Written instruction:
In your copy, leave out the pictures and repeat the entries below exactly.
>> Begin
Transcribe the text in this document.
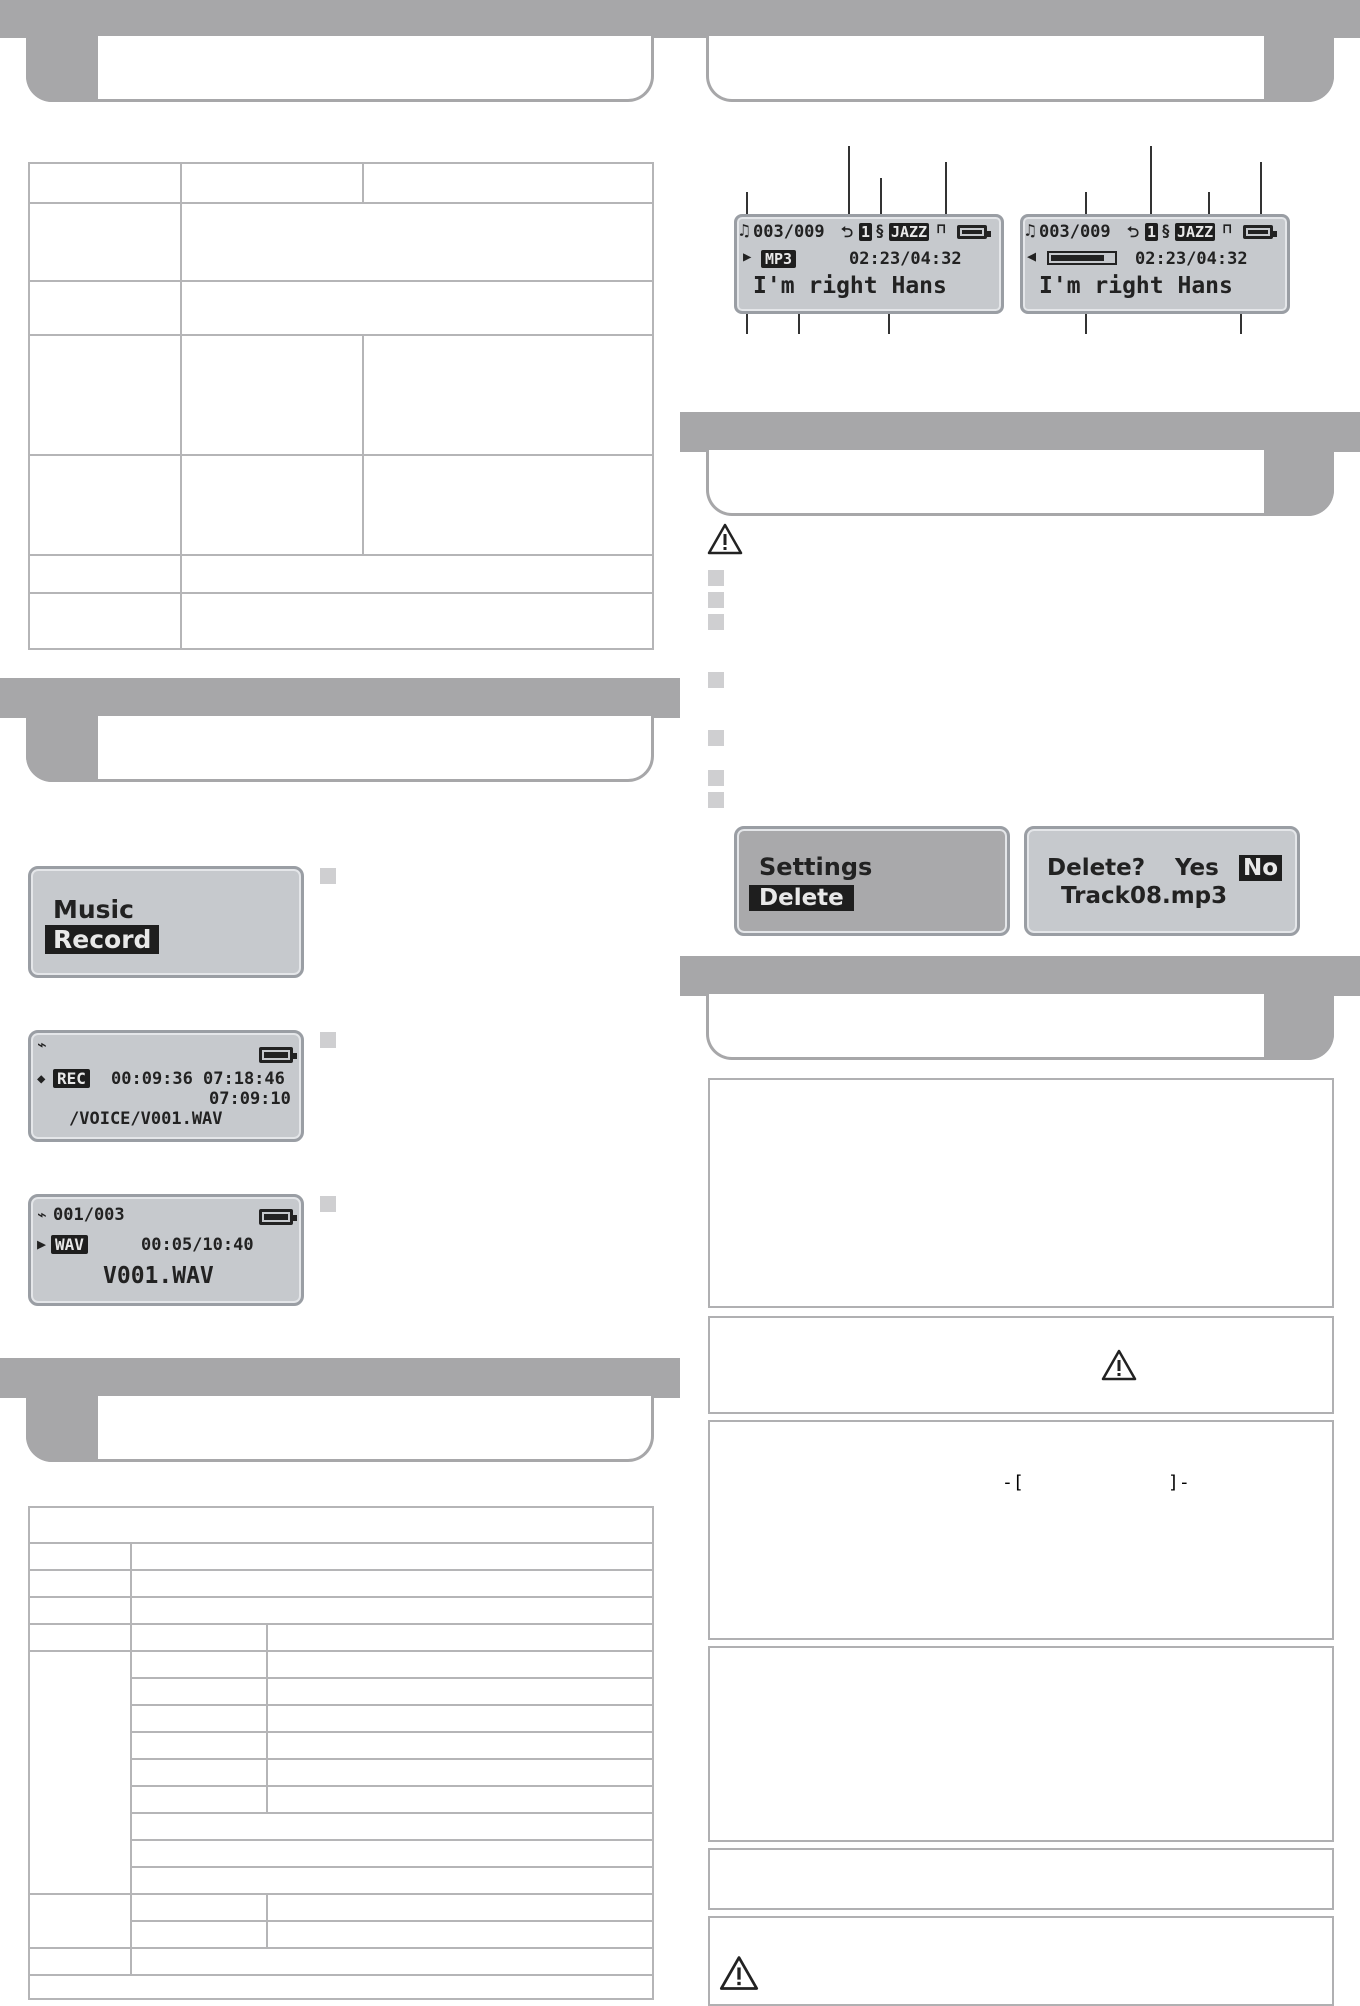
Music
Record
⌁
◆ REC 00:09:36 07:18:46
07:09:10
/VOICE/V001.WAV
⌁ 001/003
▶ WAV	00:05/10:40
V001.WAV

♫ 003/009 ⮌ 1 § JAZZ ⊓
▶ MP3	02:23/04:32
I'm right Hans
♫ 003/009 ⮌ 1 § JAZZ ⊓
◀	02:23/04:32
I'm right Hans
Settings
Delete
Delete? Yes No
Track08.mp3
-[	]-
>> End
Problem solution:
Transcribe the text in this document.
Music
Record
⌁
◆ REC 00:09:36 07:18:46
07:09:10
/VOICE/V001.WAV
⌁ 001/003
▶ WAV	00:05/10:40
V001.WAV

♫ 003/009 ⮌ 1 § JAZZ ⊓
▶ MP3	02:23/04:32
I'm right Hans
♫ 003/009 ⮌ 1 § JAZZ ⊓
◀	02:23/04:32
I'm right Hans
Settings
Delete
Delete? Yes No
Track08.mp3
-[	]-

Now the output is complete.